TEXTAUSZUG:
┄┄┄┄┄┄┄┄┄┄

Das Pünktlichkeitsziel krachend verfehlt, der Sanierungsbedarf enorm – dennoch schüttet der Konzern einem Bericht zufolge möglicherweise Millionenboni aus dem Jahr 2022 aus.

| Update:

Der Chef der Gewerkschaft Deutscher Lokomotivführer (GDL), Claus Weselsky, hat eine mögliche Auszahlung von Boni in Millionenhöhe an die Vorstände der Deutschen Bahn (DB) scharf kritisiert. „Trotz miserabler Zahlen macht sich das Management auf Kosten seiner Mitarbeiter die Taschen voll“, sagte Weselsky dem Hamburger „Spiegel“. Der Tarifkonflikt seiner Gewerkschaft mit der Bahn werde dadurch noch verhärtet.

NDR, WDR und „Süddeutsche Zeitung“ hatten am Montag berichtet, dass die Deutsche Bahn ihren Vorständen für das Jahr 2022 trotz verfehlter Ziele vor allem bei Pünktlichkeit und Kundenzufriedenheit Bonuszahlungen in Millionenhöhe auszahlen kann. Demnach sind insgesamt Boni in Höhe von fünf Millionen Euro zusätzlich zum Grundgehalt von insgesamt rund vier Millionen Euro für die im Jahr 2022 neun Vorstandsmitglieder vorgesehen.

NDR, WDR und „Süddeutsche Zeitung“ berichteten am Montag, sie hätten das langjährige Berechnungsmodell des Konzerns für die Boni einsehen können.

Bereiche, in denen Ziele verfehlt worden seien, können demnach offenbar mit anderen Bereichen, in denen Ziele übertroffen werden, verrechnet werden. So seien hohe Boni trotz Verfehlung der Ziele für Pünktlichkeit und Kundenzufriedenheit möglich. Die Bahn erklärte gegenüber dem Recherchebündnis, zu Angelegenheiten des Aufsichtsrats äußere sich das Unternehmen nicht.

Die Zahlung der Boni für das Jahr 2022 war dem Bericht zufolge ausgesetzt, weil die DB die Strompreisbremse als staatliche Unterstützung nutzte. Die Preisbremse läuft Ende des Jahres aus, die Boni könnten daher ab Januar 2024 gezahlt werden.

Fahrpreiserhöhungen und akuter Sanierungsbedarf

Erst vergangene Woche hatte die Bahn im Zuge des Fahrplanwechsels erneut mitgeteilt, dass bestimmte Fahrscheine fortan teurer sind. Die sogenannten Flextickets kosten demnach seit Sonntag im Schnitt 4,9 Prozent mehr.

Auch Bahncard-Rabattkarten und Streckenzeitkarten werden im Schnitt 4,9 Prozent teurer. Das Unternehmen verwies auf steigende Kosten. Bei den Spar- und Supersparpreisen der Bahn ändert sich hingegen nichts.

┄┄┄┄┄┄┄┄┄┄

AUFGABENSTELLUNG:
Führen Sie den Artikel über die Bonuszahlungen an den Vorstand der Deutschen Bahn im Anschluss an seinen letzten Satz weiter.

BEREITGESTELLTE DATEN:
┄┄┄┄┄┄┄┄┄┄

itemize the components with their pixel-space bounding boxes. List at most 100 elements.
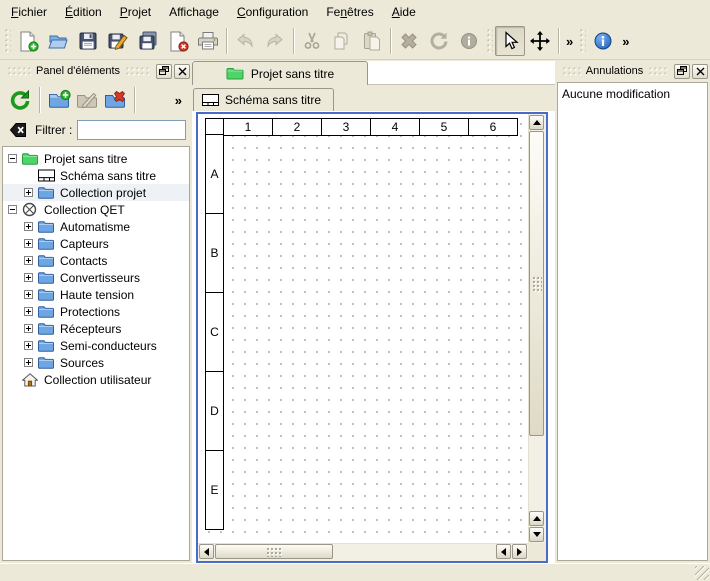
tree-item[interactable]: Collection utilisateur (3, 371, 189, 388)
toolbar-drag-handle[interactable] (486, 28, 493, 54)
tree-item[interactable]: Protections (3, 303, 189, 320)
blue-folder-icon (38, 219, 55, 234)
tree-item[interactable]: Convertisseurs (3, 269, 189, 286)
selection-mode-button[interactable] (495, 26, 525, 56)
float-panel-button[interactable] (156, 64, 172, 79)
elements-panel: Panel d'éléments (0, 61, 192, 563)
toolbar-drag-handle[interactable] (579, 28, 586, 54)
blue-folder-icon (38, 304, 55, 319)
print-icon (197, 30, 219, 52)
tree-item[interactable]: Automatisme (3, 218, 189, 235)
panel-toolbar-overflow-chevron[interactable]: » (171, 93, 186, 108)
horizontal-scrollbar[interactable] (198, 543, 528, 561)
scroll-left-button[interactable] (199, 544, 214, 559)
about-button[interactable] (588, 26, 618, 56)
menu-fichier[interactable]: Fichier (2, 1, 56, 23)
save-as-button[interactable] (103, 26, 133, 56)
expand-icon[interactable] (24, 256, 33, 265)
menu-edition[interactable]: Édition (56, 1, 111, 23)
tab-schema[interactable]: Schéma sans titre (193, 88, 334, 111)
undo-panel-title: Annulations (586, 65, 644, 77)
menu-fenetres[interactable]: Fenêtres (317, 1, 382, 23)
schema-icon (38, 168, 55, 183)
undo-list-item: Aucune modification (562, 85, 703, 103)
menu-bar: FichierÉditionProjetAffichageConfigurati… (0, 0, 710, 23)
tree-item[interactable]: Collection QET (3, 201, 189, 218)
tree-item[interactable]: Contacts (3, 252, 189, 269)
reload-collections-button[interactable] (6, 86, 34, 114)
scroll-up-button[interactable] (529, 115, 544, 130)
project-tab-bar: Projet sans titre (192, 61, 555, 85)
expand-icon[interactable] (24, 188, 33, 197)
filter-row: Filtrer : (2, 118, 190, 146)
toolbar-overflow-chevron[interactable]: » (618, 34, 633, 49)
expand-icon[interactable] (24, 239, 33, 248)
expand-icon[interactable] (24, 290, 33, 299)
reload-icon (8, 88, 32, 112)
tree-item-label: Schéma sans titre (60, 169, 156, 183)
scroll-down-button[interactable] (529, 527, 544, 542)
save-all-button[interactable] (133, 26, 163, 56)
main-toolbar: » » (0, 23, 710, 60)
tree-item-label: Collection QET (44, 203, 125, 217)
toolbar-drag-handle[interactable] (4, 28, 11, 54)
scroll-right-button[interactable] (512, 544, 527, 559)
menu-affichage[interactable]: Affichage (160, 1, 228, 23)
pan-mode-button[interactable] (525, 26, 555, 56)
horizontal-scroll-thumb[interactable] (215, 544, 333, 559)
tree-item[interactable]: Capteurs (3, 235, 189, 252)
new-category-button[interactable] (45, 86, 73, 114)
tree-item[interactable]: Haute tension (3, 286, 189, 303)
close-panel-button[interactable] (174, 64, 190, 79)
tree-item[interactable]: Collection projet (3, 184, 189, 201)
float-icon (159, 66, 170, 76)
menu-configuration[interactable]: Configuration (228, 1, 317, 23)
clear-filter-icon[interactable] (8, 120, 28, 140)
delete-category-icon (103, 88, 127, 112)
collapse-icon[interactable] (8, 154, 17, 163)
open-project-button[interactable] (43, 26, 73, 56)
expand-icon[interactable] (24, 307, 33, 316)
scroll-up-button-2[interactable] (529, 511, 544, 526)
vertical-scroll-thumb[interactable] (529, 131, 544, 436)
tree-item[interactable]: Sources (3, 354, 189, 371)
blue-folder-icon (38, 236, 55, 251)
diagram-viewport[interactable]: 123456 ABCDE (198, 114, 528, 543)
menu-projet[interactable]: Projet (111, 1, 160, 23)
collapse-icon[interactable] (8, 205, 17, 214)
print-button[interactable] (193, 26, 223, 56)
tab-project[interactable]: Projet sans titre (192, 61, 368, 85)
delete-category-button[interactable] (101, 86, 129, 114)
expand-icon[interactable] (24, 358, 33, 367)
filter-input[interactable] (77, 120, 186, 140)
tree-item[interactable]: Récepteurs (3, 320, 189, 337)
tree-item-label: Automatisme (60, 220, 130, 234)
expand-icon[interactable] (24, 341, 33, 350)
vertical-scrollbar[interactable] (528, 114, 546, 543)
undo-history-list[interactable]: Aucune modification (557, 82, 708, 561)
scrollbar-corner (528, 543, 546, 561)
tree-item[interactable]: Semi-conducteurs (3, 337, 189, 354)
save-button[interactable] (73, 26, 103, 56)
float-panel-button[interactable] (674, 64, 690, 79)
qet-collection-icon (22, 202, 39, 217)
expand-icon[interactable] (24, 324, 33, 333)
thumb-grip (532, 276, 542, 292)
scroll-left-button-2[interactable] (496, 544, 511, 559)
tab-project-label: Projet sans titre (251, 67, 334, 81)
close-file-button[interactable] (163, 26, 193, 56)
save-all-icon (137, 30, 159, 52)
new-project-button[interactable] (13, 26, 43, 56)
tree-item-label: Projet sans titre (44, 152, 127, 166)
expand-icon[interactable] (24, 273, 33, 282)
menu-aide[interactable]: Aide (383, 1, 425, 23)
blue-folder-icon (38, 338, 55, 353)
diagram-row-label: D (205, 371, 224, 451)
close-panel-button[interactable] (692, 64, 708, 79)
expand-icon[interactable] (24, 222, 33, 231)
resize-grip-icon[interactable] (695, 566, 709, 580)
tree-item[interactable]: Schéma sans titre (3, 167, 189, 184)
toolbar-overflow-chevron[interactable]: » (562, 34, 577, 49)
tree-item[interactable]: Projet sans titre (3, 150, 189, 167)
tree-item-label: Capteurs (60, 237, 109, 251)
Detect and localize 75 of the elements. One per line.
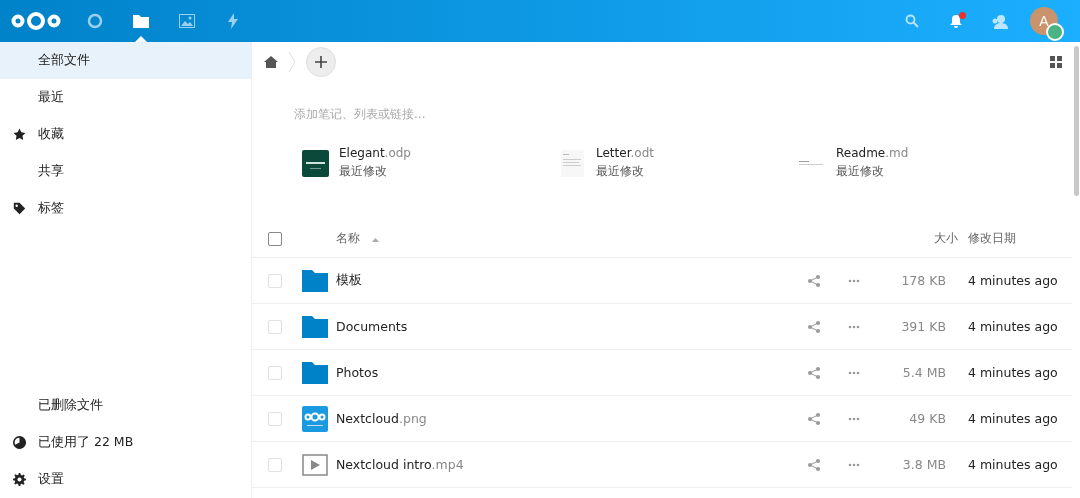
nav-item[interactable]: 设置 <box>0 461 251 498</box>
tag-icon <box>12 202 26 215</box>
file-name[interactable]: Documents <box>336 319 808 334</box>
file-size: 391 KB <box>900 319 947 334</box>
size-column-header[interactable]: 大小 <box>888 230 968 247</box>
text-thumbnail-icon <box>799 161 823 165</box>
more-icon <box>848 370 860 375</box>
folder-icon <box>302 315 328 338</box>
folder-icon <box>133 14 149 28</box>
modified-time: 4 minutes ago <box>968 365 1059 380</box>
bell-icon <box>949 13 963 29</box>
share-icon <box>808 412 820 425</box>
sort-arrow-icon <box>371 238 379 242</box>
video-icon <box>302 453 328 476</box>
name-column-header[interactable]: 名称 <box>336 230 808 247</box>
scrollbar[interactable] <box>1074 46 1079 196</box>
file-size: 3.8 MB <box>901 457 947 472</box>
image-icon <box>179 14 195 28</box>
more-icon <box>848 462 860 467</box>
add-button[interactable] <box>306 47 336 77</box>
select-all-checkbox[interactable] <box>268 231 282 246</box>
modified-time: 4 minutes ago <box>968 411 1059 426</box>
file-size: 178 KB <box>900 273 947 288</box>
nav-item[interactable]: 标签 <box>0 190 251 227</box>
grid-view-icon <box>1050 56 1062 68</box>
chevron-icon <box>288 51 296 73</box>
logo-icon <box>10 11 62 31</box>
slide-thumbnail-icon <box>302 149 329 177</box>
recent-file-name[interactable]: Readme.md <box>836 146 909 160</box>
nav-item[interactable]: 最近 <box>0 79 251 116</box>
more-icon <box>848 278 860 283</box>
share-icon <box>808 458 820 471</box>
nav-item[interactable]: 共享 <box>0 153 251 190</box>
row-checkbox[interactable] <box>268 273 282 288</box>
file-name[interactable]: Photos <box>336 365 808 380</box>
recent-file-subtitle: 最近修改 <box>836 163 885 180</box>
star-icon <box>12 128 26 141</box>
file-size: 5.4 MB <box>901 365 947 380</box>
plus-icon <box>315 56 327 68</box>
row-checkbox[interactable] <box>268 411 282 426</box>
lightning-icon <box>227 13 239 29</box>
more-icon <box>848 416 860 421</box>
recent-file-subtitle: 最近修改 <box>596 163 645 180</box>
modified-time: 4 minutes ago <box>968 457 1059 472</box>
circle-icon <box>87 13 103 29</box>
search-icon <box>905 14 919 28</box>
share-icon <box>808 320 820 333</box>
recent-file-name[interactable]: Letter.odt <box>596 146 654 160</box>
person-icon <box>992 13 1008 29</box>
nav-item[interactable]: 已删除文件 <box>0 387 251 424</box>
file-name[interactable]: Nextcloud.png <box>336 411 808 426</box>
cloud-logo-icon <box>302 405 328 432</box>
folder-icon <box>302 269 328 292</box>
home-icon <box>264 56 278 68</box>
recent-file-subtitle: 最近修改 <box>339 163 388 180</box>
row-checkbox[interactable] <box>268 457 282 472</box>
row-checkbox[interactable] <box>268 365 282 380</box>
more-icon <box>848 324 860 329</box>
modified-column-header[interactable]: 修改日期 <box>968 230 1072 247</box>
row-checkbox[interactable] <box>268 319 282 334</box>
modified-time: 4 minutes ago <box>968 273 1059 288</box>
folder-icon <box>302 361 328 384</box>
file-name[interactable]: Nextcloud intro.mp4 <box>336 457 808 472</box>
document-thumbnail-icon <box>559 149 586 177</box>
modified-time: 4 minutes ago <box>968 319 1059 334</box>
file-size: 49 KB <box>908 411 947 426</box>
nav-item[interactable]: 收藏 <box>0 116 251 153</box>
settings-icon <box>12 473 26 486</box>
pie-icon <box>12 436 26 449</box>
file-name[interactable]: 模板 <box>336 272 808 289</box>
share-icon <box>808 366 820 379</box>
recent-file-name[interactable]: Elegant.odp <box>339 146 411 160</box>
share-icon <box>808 274 820 287</box>
nav-item[interactable]: 已使用了 22 MB <box>0 424 251 461</box>
nav-item[interactable]: 全部文件 <box>0 42 251 79</box>
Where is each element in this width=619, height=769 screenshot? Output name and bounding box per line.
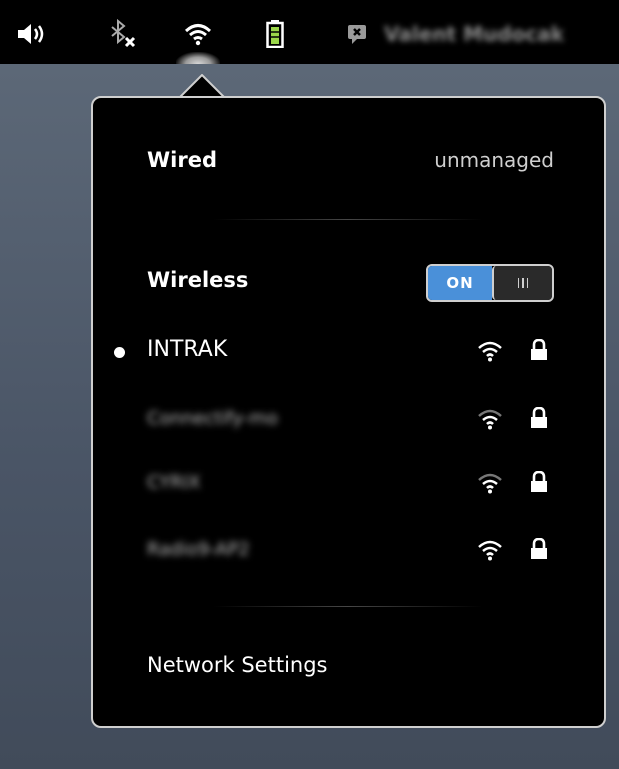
wired-label: Wired [147,148,217,172]
wifi-signal-icon [478,539,502,565]
network-item[interactable]: Radio9-AP2 [93,534,604,566]
wired-status: unmanaged [434,148,554,172]
top-panel: Valent Mudocak [0,0,619,64]
toggle-knob[interactable] [492,266,552,300]
wired-row[interactable]: Wired unmanaged [93,148,604,178]
network-item-intrak[interactable]: INTRAK [93,335,604,367]
wifi-icon[interactable] [184,20,212,48]
toggle-on-label: ON [428,266,492,300]
connected-bullet-icon [114,347,125,358]
user-name[interactable]: Valent Mudocak [384,22,564,46]
lock-icon [530,338,548,365]
active-indicator [176,52,220,64]
volume-icon[interactable] [16,20,50,48]
lock-icon [530,406,548,433]
separator [213,219,483,220]
network-name: CYRIX [147,472,201,493]
network-item[interactable]: Connectify-mo [93,403,604,435]
network-item[interactable]: CYRIX [93,467,604,499]
wifi-signal-icon [478,340,502,366]
wireless-label: Wireless [147,268,249,292]
user-status-icon[interactable] [346,20,372,48]
network-name: INTRAK [147,337,228,362]
lock-icon [530,470,548,497]
network-settings-item[interactable]: Network Settings [93,653,604,685]
separator [213,606,483,607]
wifi-signal-icon [478,472,502,498]
bluetooth-disabled-icon[interactable] [108,19,138,48]
wireless-toggle[interactable]: ON [426,264,554,302]
network-menu: Wired unmanaged Wireless ON INTRAK Conne… [91,96,606,728]
battery-icon[interactable] [266,20,284,48]
lock-icon [530,537,548,564]
network-name: Connectify-mo [147,408,278,429]
wifi-signal-icon [478,408,502,434]
network-settings-label: Network Settings [147,653,328,677]
network-name: Radio9-AP2 [147,539,250,560]
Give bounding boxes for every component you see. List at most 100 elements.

┄┄┄┄┄┄┄┄┄┄

ERGEBNIS:
Der Staatskonzern hat mit einem streckenweise maroden Schienennetz zu kämpfen. Viele Gleise, Weichen, Stellwerke und Brücken sind akut sanierungsbedürftig. Es kommt regelmäßig zu Verspätungen und Zugausfällen.

Eigenen Angaben zufolge ist die Bahn im Fernverkehr so unpünktlich wie seit acht Jahren nicht mehr. Mitte November hatte die Bahn eingeräumt, dass „die angestrebte Pünktlichkeit von rund 70 Prozent für 2023 nicht mehr zu erreichen“ sei.

Um den Sanierungsstau abzubauen, plant die Bahn nach Tagesspiegel-Informationen, allein im kommenden Jahr 5,3 Milliarden Euro ins Schienennetz zu investieren. Wegen der Haushaltskrise wackelt die Finanzierung allerdings.

Bahn übertraf offenbar bestimmte Ziele

Bahnchef Richard Lutz.

© dpa/Patrick Pleul

Laut Bericht übertraf die Bahn die eigenen Ziele im Bereich „Frauen in Führung und Mitarbeitenden-Zufriedenheit“ 2022 geringfügig. Der Bonus für diesen Bereich sei aber offenbar deutlich erhöht worden, auf einen Wert von 175 Prozent, heißt es weiter. Die damals neun Konzernvorstände sollen demnach allein für dieses Ziel rund 1,6 Millionen Euro erhalten.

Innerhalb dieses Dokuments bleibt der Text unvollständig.